PROBLEM TO SOLVE - Write out the entire listing below exactly, with the pictures left out.

DATA PROVIDED -
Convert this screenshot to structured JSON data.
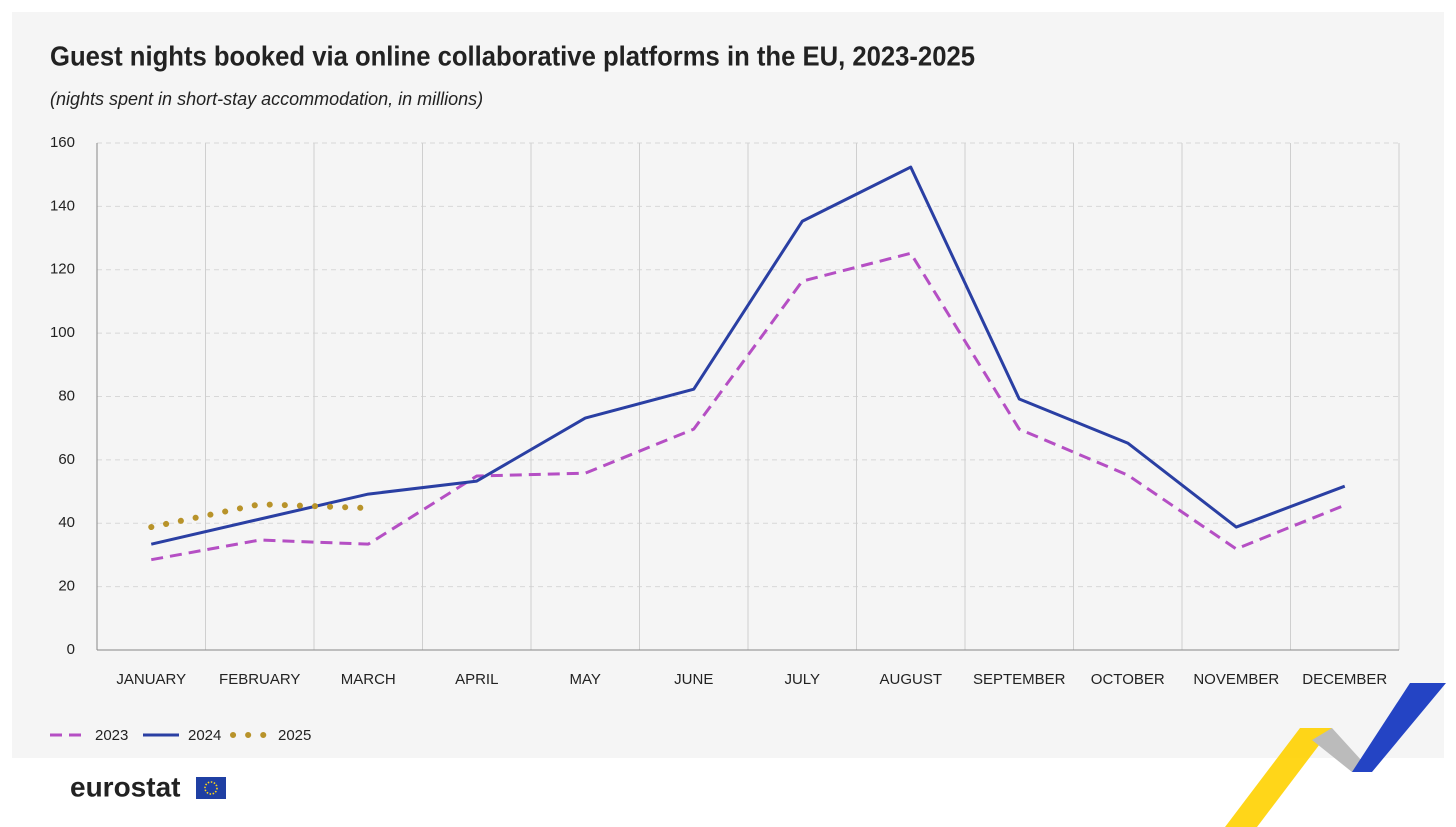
{
  "chart_data": {
    "type": "line",
    "title": "Guest nights booked via online collaborative platforms in the EU, 2023-2025",
    "subtitle": "(nights spent in short-stay accommodation, in millions)",
    "categories": [
      "JANUARY",
      "FEBRUARY",
      "MARCH",
      "APRIL",
      "MAY",
      "JUNE",
      "JULY",
      "AUGUST",
      "SEPTEMBER",
      "OCTOBER",
      "NOVEMBER",
      "DECEMBER"
    ],
    "series": [
      {
        "name": "2023",
        "color": "#b54fc4",
        "line_style": "dashed",
        "values": [
          28.5,
          34.7,
          33.4,
          54.9,
          55.8,
          69.7,
          116.4,
          125.2,
          69.7,
          55.2,
          31.9,
          45.7
        ]
      },
      {
        "name": "2024",
        "color": "#2a3fa3",
        "line_style": "solid",
        "values": [
          33.4,
          41.3,
          49.2,
          53.3,
          73.2,
          82.3,
          135.3,
          152.4,
          79.2,
          65.3,
          38.8,
          51.7
        ]
      },
      {
        "name": "2025",
        "color": "#b8932a",
        "line_style": "dotted",
        "values": [
          38.8,
          46.0,
          44.8,
          null,
          null,
          null,
          null,
          null,
          null,
          null,
          null,
          null
        ]
      }
    ],
    "ylim": [
      0,
      160
    ],
    "yticks": [
      0,
      20,
      40,
      60,
      80,
      100,
      120,
      140,
      160
    ],
    "grid": true,
    "legend": "bottom-left",
    "source_logo": "eurostat"
  }
}
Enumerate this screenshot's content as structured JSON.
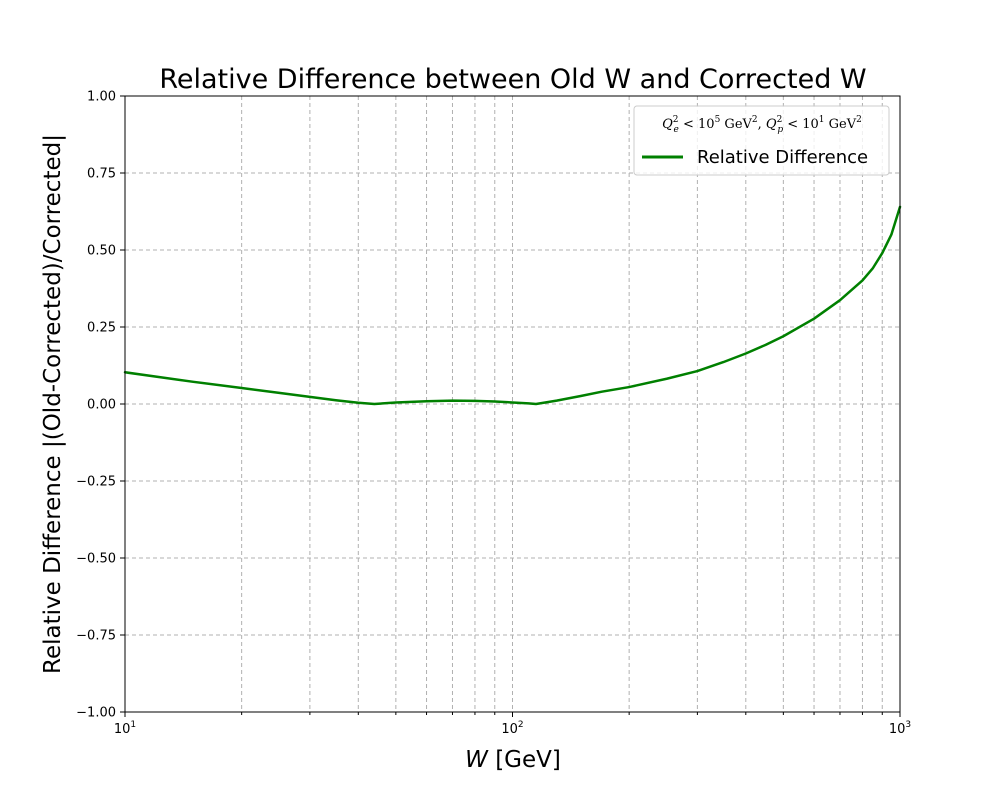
{
  "chart_data": {
    "type": "line",
    "title": "Relative Difference between Old W and Corrected W",
    "xlabel_var": "W",
    "xlabel_unit": " [GeV]",
    "ylabel": "Relative Difference |(Old-Corrected)/Corrected|",
    "xscale": "log",
    "xlim": [
      10,
      1000
    ],
    "ylim": [
      -1.0,
      1.0
    ],
    "grid": true,
    "legend_placement": "top-right",
    "legend_title": {
      "e_sym": "Q",
      "e_sub": "e",
      "e_sup": "2",
      "e_cmp": " < 10",
      "e_exp": "5",
      "e_unit": " GeV",
      "e_unit_sup": "2",
      "sep": ", ",
      "p_sym": "Q",
      "p_sub": "p",
      "p_sup": "2",
      "p_cmp": " < 10",
      "p_exp": "1",
      "p_unit": " GeV",
      "p_unit_sup": "2"
    },
    "x_ticks": [
      {
        "base": "10",
        "exp": "1",
        "value": 10
      },
      {
        "base": "10",
        "exp": "2",
        "value": 100
      },
      {
        "base": "10",
        "exp": "3",
        "value": 1000
      }
    ],
    "y_ticks": [
      {
        "label": "−1.00",
        "value": -1.0
      },
      {
        "label": "−0.75",
        "value": -0.75
      },
      {
        "label": "−0.50",
        "value": -0.5
      },
      {
        "label": "−0.25",
        "value": -0.25
      },
      {
        "label": "0.00",
        "value": 0.0
      },
      {
        "label": "0.25",
        "value": 0.25
      },
      {
        "label": "0.50",
        "value": 0.5
      },
      {
        "label": "0.75",
        "value": 0.75
      },
      {
        "label": "1.00",
        "value": 1.0
      }
    ],
    "series": [
      {
        "name": "Relative Difference",
        "color": "#008000",
        "x": [
          10,
          15,
          20,
          25,
          30,
          35,
          40,
          44,
          50,
          60,
          70,
          80,
          90,
          100,
          110,
          115,
          130,
          150,
          170,
          200,
          250,
          300,
          350,
          400,
          450,
          500,
          600,
          700,
          800,
          850,
          900,
          950,
          1000
        ],
        "y": [
          0.103,
          0.072,
          0.052,
          0.036,
          0.023,
          0.012,
          0.004,
          0.0,
          0.005,
          0.009,
          0.011,
          0.01,
          0.008,
          0.005,
          0.002,
          0.0,
          0.011,
          0.026,
          0.04,
          0.055,
          0.082,
          0.107,
          0.136,
          0.164,
          0.192,
          0.22,
          0.277,
          0.337,
          0.401,
          0.44,
          0.49,
          0.55,
          0.64
        ]
      }
    ]
  }
}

TASK ANSWER -
Convert this screenshot to structured JSON data.
{
  "chart_data": {
    "type": "line",
    "title": "Guest nights booked via online collaborative platforms in the EU, 2023-2025",
    "subtitle": "(nights spent in short-stay accommodation, in millions)",
    "categories": [
      "JANUARY",
      "FEBRUARY",
      "MARCH",
      "APRIL",
      "MAY",
      "JUNE",
      "JULY",
      "AUGUST",
      "SEPTEMBER",
      "OCTOBER",
      "NOVEMBER",
      "DECEMBER"
    ],
    "series": [
      {
        "name": "2023",
        "color": "#b54fc4",
        "line_style": "dashed",
        "values": [
          28.5,
          34.7,
          33.4,
          54.9,
          55.8,
          69.7,
          116.4,
          125.2,
          69.7,
          55.2,
          31.9,
          45.7
        ]
      },
      {
        "name": "2024",
        "color": "#2a3fa3",
        "line_style": "solid",
        "values": [
          33.4,
          41.3,
          49.2,
          53.3,
          73.2,
          82.3,
          135.3,
          152.4,
          79.2,
          65.3,
          38.8,
          51.7
        ]
      },
      {
        "name": "2025",
        "color": "#b8932a",
        "line_style": "dotted",
        "values": [
          38.8,
          46.0,
          44.8,
          null,
          null,
          null,
          null,
          null,
          null,
          null,
          null,
          null
        ]
      }
    ],
    "ylim": [
      0,
      160
    ],
    "yticks": [
      0,
      20,
      40,
      60,
      80,
      100,
      120,
      140,
      160
    ],
    "grid": true,
    "legend": "bottom-left",
    "source_logo": "eurostat"
  }
}
Enumerate this screenshot's content as structured JSON.
{
  "chart_data": {
    "type": "line",
    "title": "Relative Difference between Old W and Corrected W",
    "xlabel_var": "W",
    "xlabel_unit": " [GeV]",
    "ylabel": "Relative Difference |(Old-Corrected)/Corrected|",
    "xscale": "log",
    "xlim": [
      10,
      1000
    ],
    "ylim": [
      -1.0,
      1.0
    ],
    "grid": true,
    "legend_placement": "top-right",
    "legend_title": {
      "e_sym": "Q",
      "e_sub": "e",
      "e_sup": "2",
      "e_cmp": " < 10",
      "e_exp": "5",
      "e_unit": " GeV",
      "e_unit_sup": "2",
      "sep": ", ",
      "p_sym": "Q",
      "p_sub": "p",
      "p_sup": "2",
      "p_cmp": " < 10",
      "p_exp": "1",
      "p_unit": " GeV",
      "p_unit_sup": "2"
    },
    "x_ticks": [
      {
        "base": "10",
        "exp": "1",
        "value": 10
      },
      {
        "base": "10",
        "exp": "2",
        "value": 100
      },
      {
        "base": "10",
        "exp": "3",
        "value": 1000
      }
    ],
    "y_ticks": [
      {
        "label": "−1.00",
        "value": -1.0
      },
      {
        "label": "−0.75",
        "value": -0.75
      },
      {
        "label": "−0.50",
        "value": -0.5
      },
      {
        "label": "−0.25",
        "value": -0.25
      },
      {
        "label": "0.00",
        "value": 0.0
      },
      {
        "label": "0.25",
        "value": 0.25
      },
      {
        "label": "0.50",
        "value": 0.5
      },
      {
        "label": "0.75",
        "value": 0.75
      },
      {
        "label": "1.00",
        "value": 1.0
      }
    ],
    "series": [
      {
        "name": "Relative Difference",
        "color": "#008000",
        "x": [
          10,
          15,
          20,
          25,
          30,
          35,
          40,
          44,
          50,
          60,
          70,
          80,
          90,
          100,
          110,
          115,
          130,
          150,
          170,
          200,
          250,
          300,
          350,
          400,
          450,
          500,
          600,
          700,
          800,
          850,
          900,
          950,
          1000
        ],
        "y": [
          0.103,
          0.072,
          0.052,
          0.036,
          0.023,
          0.012,
          0.004,
          0.0,
          0.005,
          0.009,
          0.011,
          0.01,
          0.008,
          0.005,
          0.002,
          0.0,
          0.011,
          0.026,
          0.04,
          0.055,
          0.082,
          0.107,
          0.136,
          0.164,
          0.192,
          0.22,
          0.277,
          0.337,
          0.401,
          0.44,
          0.49,
          0.55,
          0.64
        ]
      }
    ]
  }
}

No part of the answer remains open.